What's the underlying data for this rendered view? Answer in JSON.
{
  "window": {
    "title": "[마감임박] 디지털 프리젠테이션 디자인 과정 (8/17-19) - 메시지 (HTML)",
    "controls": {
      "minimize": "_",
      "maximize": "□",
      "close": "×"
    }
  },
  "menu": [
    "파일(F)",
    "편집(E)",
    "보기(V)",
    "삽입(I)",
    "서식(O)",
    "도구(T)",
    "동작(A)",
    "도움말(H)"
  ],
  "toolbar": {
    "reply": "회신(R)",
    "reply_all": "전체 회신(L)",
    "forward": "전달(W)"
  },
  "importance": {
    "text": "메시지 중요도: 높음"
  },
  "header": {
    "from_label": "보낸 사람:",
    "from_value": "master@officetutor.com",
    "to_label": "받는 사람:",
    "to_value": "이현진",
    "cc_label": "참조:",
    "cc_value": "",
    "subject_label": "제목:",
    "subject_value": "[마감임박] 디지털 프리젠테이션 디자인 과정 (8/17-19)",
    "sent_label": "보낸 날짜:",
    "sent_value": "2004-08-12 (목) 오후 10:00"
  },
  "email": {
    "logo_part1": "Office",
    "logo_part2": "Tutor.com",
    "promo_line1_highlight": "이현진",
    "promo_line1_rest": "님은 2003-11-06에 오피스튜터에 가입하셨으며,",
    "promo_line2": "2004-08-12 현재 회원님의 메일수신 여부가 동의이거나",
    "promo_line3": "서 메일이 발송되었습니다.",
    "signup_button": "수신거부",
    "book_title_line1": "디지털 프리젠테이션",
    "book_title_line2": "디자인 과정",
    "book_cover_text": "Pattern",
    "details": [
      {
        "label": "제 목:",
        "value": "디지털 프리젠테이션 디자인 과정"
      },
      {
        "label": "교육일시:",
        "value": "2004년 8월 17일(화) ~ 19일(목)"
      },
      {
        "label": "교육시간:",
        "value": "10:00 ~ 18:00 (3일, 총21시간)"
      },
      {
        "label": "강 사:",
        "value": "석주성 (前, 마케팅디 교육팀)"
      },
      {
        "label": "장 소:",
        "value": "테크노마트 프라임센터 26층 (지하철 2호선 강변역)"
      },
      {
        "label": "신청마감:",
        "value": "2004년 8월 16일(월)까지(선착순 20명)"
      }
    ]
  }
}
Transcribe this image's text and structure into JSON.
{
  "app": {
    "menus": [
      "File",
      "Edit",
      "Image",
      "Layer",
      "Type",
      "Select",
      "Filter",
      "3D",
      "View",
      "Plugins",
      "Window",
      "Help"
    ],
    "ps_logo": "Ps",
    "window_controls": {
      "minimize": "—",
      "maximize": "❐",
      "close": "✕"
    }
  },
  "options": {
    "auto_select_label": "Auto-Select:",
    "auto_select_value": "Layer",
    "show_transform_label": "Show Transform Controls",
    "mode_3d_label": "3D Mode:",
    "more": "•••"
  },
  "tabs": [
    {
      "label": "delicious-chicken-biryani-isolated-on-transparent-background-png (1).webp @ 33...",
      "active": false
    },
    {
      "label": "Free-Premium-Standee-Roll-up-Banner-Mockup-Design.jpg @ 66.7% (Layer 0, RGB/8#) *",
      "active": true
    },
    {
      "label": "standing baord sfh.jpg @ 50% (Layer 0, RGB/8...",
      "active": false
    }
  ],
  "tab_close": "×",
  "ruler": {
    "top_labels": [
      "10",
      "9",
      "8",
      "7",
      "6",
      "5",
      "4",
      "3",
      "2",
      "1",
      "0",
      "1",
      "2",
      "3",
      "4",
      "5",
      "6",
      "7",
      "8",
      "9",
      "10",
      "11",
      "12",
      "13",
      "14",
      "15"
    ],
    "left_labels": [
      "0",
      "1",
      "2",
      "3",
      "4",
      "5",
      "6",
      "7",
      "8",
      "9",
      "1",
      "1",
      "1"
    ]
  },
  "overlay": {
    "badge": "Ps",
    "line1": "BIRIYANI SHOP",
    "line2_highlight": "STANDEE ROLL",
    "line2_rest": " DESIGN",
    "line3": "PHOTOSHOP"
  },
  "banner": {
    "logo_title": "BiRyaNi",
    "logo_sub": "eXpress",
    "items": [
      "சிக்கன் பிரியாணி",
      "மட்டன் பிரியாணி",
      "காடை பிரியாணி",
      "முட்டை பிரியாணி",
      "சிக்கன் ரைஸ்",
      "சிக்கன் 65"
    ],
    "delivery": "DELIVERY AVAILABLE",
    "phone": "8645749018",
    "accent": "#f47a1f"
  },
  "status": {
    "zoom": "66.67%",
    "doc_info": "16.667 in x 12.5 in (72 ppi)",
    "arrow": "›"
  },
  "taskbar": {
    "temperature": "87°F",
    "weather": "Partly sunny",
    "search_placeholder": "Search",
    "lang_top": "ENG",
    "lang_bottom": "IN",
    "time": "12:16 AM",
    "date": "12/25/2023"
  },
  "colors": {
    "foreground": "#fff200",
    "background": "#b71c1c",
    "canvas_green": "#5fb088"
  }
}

◆ ◆ ◆ ◆ ◆ ◆ ◆

Send back every record, precisely as written.

What's the underlying data for this rendered view? Answer in JSON.
{
  "window": {
    "title": "[마감임박] 디지털 프리젠테이션 디자인 과정 (8/17-19) - 메시지 (HTML)",
    "controls": {
      "minimize": "_",
      "maximize": "□",
      "close": "×"
    }
  },
  "menu": [
    "파일(F)",
    "편집(E)",
    "보기(V)",
    "삽입(I)",
    "서식(O)",
    "도구(T)",
    "동작(A)",
    "도움말(H)"
  ],
  "toolbar": {
    "reply": "회신(R)",
    "reply_all": "전체 회신(L)",
    "forward": "전달(W)"
  },
  "importance": {
    "text": "메시지 중요도: 높음"
  },
  "header": {
    "from_label": "보낸 사람:",
    "from_value": "master@officetutor.com",
    "to_label": "받는 사람:",
    "to_value": "이현진",
    "cc_label": "참조:",
    "cc_value": "",
    "subject_label": "제목:",
    "subject_value": "[마감임박] 디지털 프리젠테이션 디자인 과정 (8/17-19)",
    "sent_label": "보낸 날짜:",
    "sent_value": "2004-08-12 (목) 오후 10:00"
  },
  "email": {
    "logo_part1": "Office",
    "logo_part2": "Tutor.com",
    "promo_line1_highlight": "이현진",
    "promo_line1_rest": "님은 2003-11-06에 오피스튜터에 가입하셨으며,",
    "promo_line2": "2004-08-12 현재 회원님의 메일수신 여부가 동의이거나",
    "promo_line3": "서 메일이 발송되었습니다.",
    "signup_button": "수신거부",
    "book_title_line1": "디지털 프리젠테이션",
    "book_title_line2": "디자인 과정",
    "book_cover_text": "Pattern",
    "details": [
      {
        "label": "제 목:",
        "value": "디지털 프리젠테이션 디자인 과정"
      },
      {
        "label": "교육일시:",
        "value": "2004년 8월 17일(화) ~ 19일(목)"
      },
      {
        "label": "교육시간:",
        "value": "10:00 ~ 18:00 (3일, 총21시간)"
      },
      {
        "label": "강 사:",
        "value": "석주성 (前, 마케팅디 교육팀)"
      },
      {
        "label": "장 소:",
        "value": "테크노마트 프라임센터 26층 (지하철 2호선 강변역)"
      },
      {
        "label": "신청마감:",
        "value": "2004년 8월 16일(월)까지(선착순 20명)"
      }
    ]
  }
}
Transcribe this image's text and structure into JSON.
{
  "app": {
    "menus": [
      "File",
      "Edit",
      "Image",
      "Layer",
      "Type",
      "Select",
      "Filter",
      "3D",
      "View",
      "Plugins",
      "Window",
      "Help"
    ],
    "ps_logo": "Ps",
    "window_controls": {
      "minimize": "—",
      "maximize": "❐",
      "close": "✕"
    }
  },
  "options": {
    "auto_select_label": "Auto-Select:",
    "auto_select_value": "Layer",
    "show_transform_label": "Show Transform Controls",
    "mode_3d_label": "3D Mode:",
    "more": "•••"
  },
  "tabs": [
    {
      "label": "delicious-chicken-biryani-isolated-on-transparent-background-png (1).webp @ 33...",
      "active": false
    },
    {
      "label": "Free-Premium-Standee-Roll-up-Banner-Mockup-Design.jpg @ 66.7% (Layer 0, RGB/8#) *",
      "active": true
    },
    {
      "label": "standing baord sfh.jpg @ 50% (Layer 0, RGB/8...",
      "active": false
    }
  ],
  "tab_close": "×",
  "ruler": {
    "top_labels": [
      "10",
      "9",
      "8",
      "7",
      "6",
      "5",
      "4",
      "3",
      "2",
      "1",
      "0",
      "1",
      "2",
      "3",
      "4",
      "5",
      "6",
      "7",
      "8",
      "9",
      "10",
      "11",
      "12",
      "13",
      "14",
      "15"
    ],
    "left_labels": [
      "0",
      "1",
      "2",
      "3",
      "4",
      "5",
      "6",
      "7",
      "8",
      "9",
      "1",
      "1",
      "1"
    ]
  },
  "overlay": {
    "badge": "Ps",
    "line1": "BIRIYANI SHOP",
    "line2_highlight": "STANDEE ROLL",
    "line2_rest": " DESIGN",
    "line3": "PHOTOSHOP"
  },
  "banner": {
    "logo_title": "BiRyaNi",
    "logo_sub": "eXpress",
    "items": [
      "சிக்கன் பிரியாணி",
      "மட்டன் பிரியாணி",
      "காடை பிரியாணி",
      "முட்டை பிரியாணி",
      "சிக்கன் ரைஸ்",
      "சிக்கன் 65"
    ],
    "delivery": "DELIVERY AVAILABLE",
    "phone": "8645749018",
    "accent": "#f47a1f"
  },
  "status": {
    "zoom": "66.67%",
    "doc_info": "16.667 in x 12.5 in (72 ppi)",
    "arrow": "›"
  },
  "taskbar": {
    "temperature": "87°F",
    "weather": "Partly sunny",
    "search_placeholder": "Search",
    "lang_top": "ENG",
    "lang_bottom": "IN",
    "time": "12:16 AM",
    "date": "12/25/2023"
  },
  "colors": {
    "foreground": "#fff200",
    "background": "#b71c1c",
    "canvas_green": "#5fb088"
  }
}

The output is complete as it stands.